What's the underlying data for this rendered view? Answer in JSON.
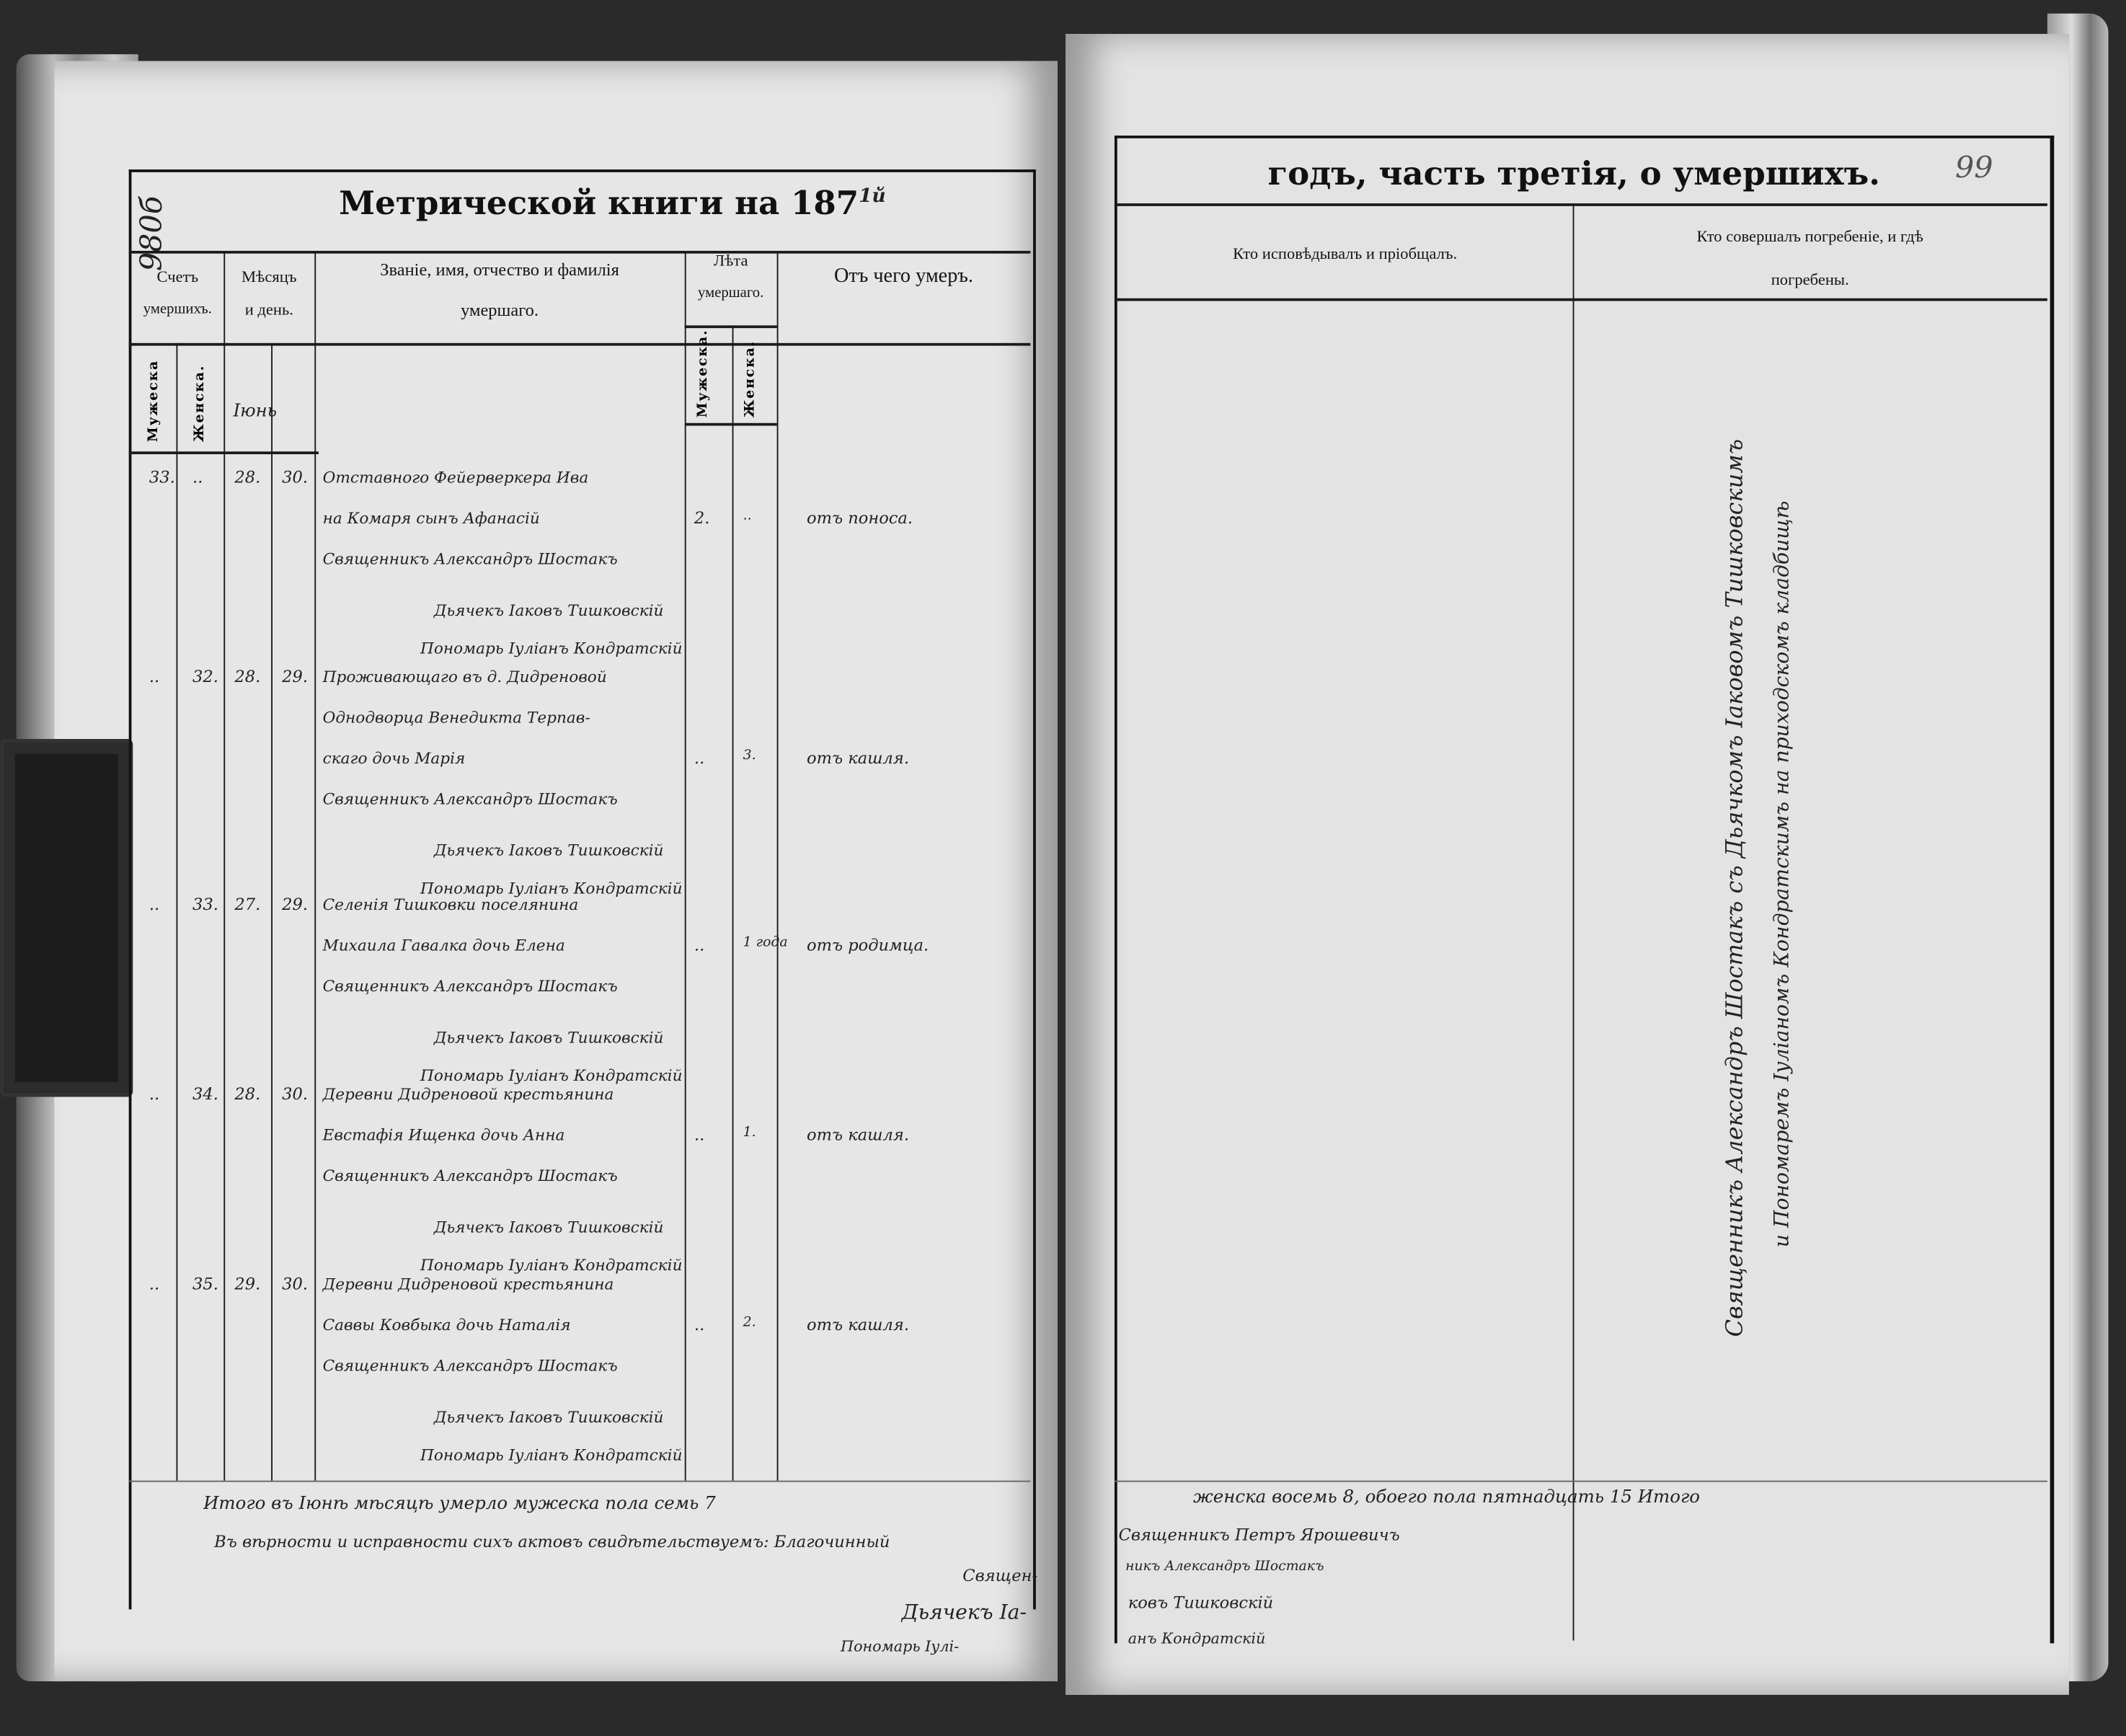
{
  "left_page": {
    "archive_number": "980б",
    "title": "Метрической книги на 187",
    "title_year_suffix": "1й",
    "headers": {
      "count": [
        "Счетъ",
        "умершихъ."
      ],
      "count_male": "Мужеска",
      "count_female": "Женска.",
      "month_day": [
        "Мѣсяцъ",
        "и день."
      ],
      "month_name": "Іюнь",
      "name": [
        "Званіе, имя, отчество и фамилія",
        "умершаго."
      ],
      "age": [
        "Лѣта",
        "умершаго."
      ],
      "age_male": "Мужеска.",
      "age_female": "Женска.",
      "cause": "Отъ чего умеръ."
    },
    "entries": [
      {
        "male_no": "33.",
        "female_no": "..",
        "death": "28.",
        "burial": "30.",
        "name_lines": [
          "Отставного Фейерверкера Ива",
          "на Комаря сынъ Афанасій",
          "Священникъ Александръ Шостакъ"
        ],
        "signatures": [
          "Дьячекъ Іаковъ Тишковскій",
          "Пономарь Іуліанъ Кондратскій"
        ],
        "age_male": "2.",
        "age_female": "..",
        "cause": "отъ поноса."
      },
      {
        "male_no": "..",
        "female_no": "32.",
        "death": "28.",
        "burial": "29.",
        "name_lines": [
          "Проживающаго въ д. Дидреновой",
          "Однодворца Венедикта Терпав-",
          "скаго дочь Марія",
          "Священникъ Александръ Шостакъ"
        ],
        "signatures": [
          "Дьячекъ Іаковъ Тишковскій",
          "Пономарь Іуліанъ Кондратскій"
        ],
        "age_male": "..",
        "age_female": "3.",
        "cause": "отъ кашля."
      },
      {
        "male_no": "..",
        "female_no": "33.",
        "death": "27.",
        "burial": "29.",
        "name_lines": [
          "Селенія Тишковки поселянина",
          "Михаила Гавалка дочь Елена",
          "Священникъ Александръ Шостакъ"
        ],
        "signatures": [
          "Дьячекъ Іаковъ Тишковскій",
          "Пономарь Іуліанъ Кондратскій"
        ],
        "age_male": "..",
        "age_female": "1 года",
        "cause": "отъ родимца."
      },
      {
        "male_no": "..",
        "female_no": "34.",
        "death": "28.",
        "burial": "30.",
        "name_lines": [
          "Деревни Дидреновой крестьянина",
          "Евстафія Ищенка дочь Анна",
          "Священникъ Александръ Шостакъ"
        ],
        "signatures": [
          "Дьячекъ Іаковъ Тишковскій",
          "Пономарь Іуліанъ Кондратскій"
        ],
        "age_male": "..",
        "age_female": "1.",
        "cause": "отъ кашля."
      },
      {
        "male_no": "..",
        "female_no": "35.",
        "death": "29.",
        "burial": "30.",
        "name_lines": [
          "Деревни Дидреновой крестьянина",
          "Саввы Ковбыка дочь Наталія",
          "Священникъ Александръ Шостакъ"
        ],
        "signatures": [
          "Дьячекъ Іаковъ Тишковскій",
          "Пономарь Іуліанъ Кондратскій"
        ],
        "age_male": "..",
        "age_female": "2.",
        "cause": "отъ кашля."
      }
    ],
    "footer_left": [
      "Итого  въ  Іюнѣ  мѣсяцѣ  умерло  мужеска  пола  семь  7",
      "Въ  вѣрности  и  исправности  сихъ  актовъ  свидѣтельствуемъ:  Благочинный",
      "Священ-",
      "Дьячекъ  Іа-",
      "Пономарь  Іулі-"
    ]
  },
  "right_page": {
    "title": "годъ, часть третія, о умершихъ.",
    "page_number": "99",
    "headers": {
      "confessor": "Кто исповѣдывалъ и пріобщалъ.",
      "burial": [
        "Кто совершалъ погребеніе, и гдѣ",
        "погребены."
      ]
    },
    "burial_note": [
      "Священникъ Александръ Шостакъ съ Дьячкомъ Іаковомъ Тишковскимъ",
      "и Пономаремъ Іуліаномъ Кондратскимъ на приходскомъ кладбищѣ"
    ],
    "footer_right": [
      "женска  восемь  8,  обоего  пола  пятнадцать  15  Итого",
      "Священникъ  Петръ  Ярошевичъ",
      "никъ  Александръ  Шостакъ",
      "ковъ  Тишковскій",
      "анъ  Кондратскій"
    ]
  }
}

The exercise: Leave the pictures out and write out every entry exactly as given.

Answer for the task:
What's the underlying data for this rendered view? Answer in JSON.
{
  "left_page": {
    "archive_number": "980б",
    "title": "Метрической книги на 187",
    "title_year_suffix": "1й",
    "headers": {
      "count": [
        "Счетъ",
        "умершихъ."
      ],
      "count_male": "Мужеска",
      "count_female": "Женска.",
      "month_day": [
        "Мѣсяцъ",
        "и день."
      ],
      "month_name": "Іюнь",
      "name": [
        "Званіе, имя, отчество и фамилія",
        "умершаго."
      ],
      "age": [
        "Лѣта",
        "умершаго."
      ],
      "age_male": "Мужеска.",
      "age_female": "Женска.",
      "cause": "Отъ чего умеръ."
    },
    "entries": [
      {
        "male_no": "33.",
        "female_no": "..",
        "death": "28.",
        "burial": "30.",
        "name_lines": [
          "Отставного Фейерверкера Ива",
          "на Комаря сынъ Афанасій",
          "Священникъ Александръ Шостакъ"
        ],
        "signatures": [
          "Дьячекъ Іаковъ Тишковскій",
          "Пономарь Іуліанъ Кондратскій"
        ],
        "age_male": "2.",
        "age_female": "..",
        "cause": "отъ поноса."
      },
      {
        "male_no": "..",
        "female_no": "32.",
        "death": "28.",
        "burial": "29.",
        "name_lines": [
          "Проживающаго въ д. Дидреновой",
          "Однодворца Венедикта Терпав-",
          "скаго дочь Марія",
          "Священникъ Александръ Шостакъ"
        ],
        "signatures": [
          "Дьячекъ Іаковъ Тишковскій",
          "Пономарь Іуліанъ Кондратскій"
        ],
        "age_male": "..",
        "age_female": "3.",
        "cause": "отъ кашля."
      },
      {
        "male_no": "..",
        "female_no": "33.",
        "death": "27.",
        "burial": "29.",
        "name_lines": [
          "Селенія Тишковки поселянина",
          "Михаила Гавалка дочь Елена",
          "Священникъ Александръ Шостакъ"
        ],
        "signatures": [
          "Дьячекъ Іаковъ Тишковскій",
          "Пономарь Іуліанъ Кондратскій"
        ],
        "age_male": "..",
        "age_female": "1 года",
        "cause": "отъ родимца."
      },
      {
        "male_no": "..",
        "female_no": "34.",
        "death": "28.",
        "burial": "30.",
        "name_lines": [
          "Деревни Дидреновой крестьянина",
          "Евстафія Ищенка дочь Анна",
          "Священникъ Александръ Шостакъ"
        ],
        "signatures": [
          "Дьячекъ Іаковъ Тишковскій",
          "Пономарь Іуліанъ Кондратскій"
        ],
        "age_male": "..",
        "age_female": "1.",
        "cause": "отъ кашля."
      },
      {
        "male_no": "..",
        "female_no": "35.",
        "death": "29.",
        "burial": "30.",
        "name_lines": [
          "Деревни Дидреновой крестьянина",
          "Саввы Ковбыка дочь Наталія",
          "Священникъ Александръ Шостакъ"
        ],
        "signatures": [
          "Дьячекъ Іаковъ Тишковскій",
          "Пономарь Іуліанъ Кондратскій"
        ],
        "age_male": "..",
        "age_female": "2.",
        "cause": "отъ кашля."
      }
    ],
    "footer_left": [
      "Итого  въ  Іюнѣ  мѣсяцѣ  умерло  мужеска  пола  семь  7",
      "Въ  вѣрности  и  исправности  сихъ  актовъ  свидѣтельствуемъ:  Благочинный",
      "Священ-",
      "Дьячекъ  Іа-",
      "Пономарь  Іулі-"
    ]
  },
  "right_page": {
    "title": "годъ, часть третія, о умершихъ.",
    "page_number": "99",
    "headers": {
      "confessor": "Кто исповѣдывалъ и пріобщалъ.",
      "burial": [
        "Кто совершалъ погребеніе, и гдѣ",
        "погребены."
      ]
    },
    "burial_note": [
      "Священникъ Александръ Шостакъ съ Дьячкомъ Іаковомъ Тишковскимъ",
      "и Пономаремъ Іуліаномъ Кондратскимъ на приходскомъ кладбищѣ"
    ],
    "footer_right": [
      "женска  восемь  8,  обоего  пола  пятнадцать  15  Итого",
      "Священникъ  Петръ  Ярошевичъ",
      "никъ  Александръ  Шостакъ",
      "ковъ  Тишковскій",
      "анъ  Кондратскій"
    ]
  }
}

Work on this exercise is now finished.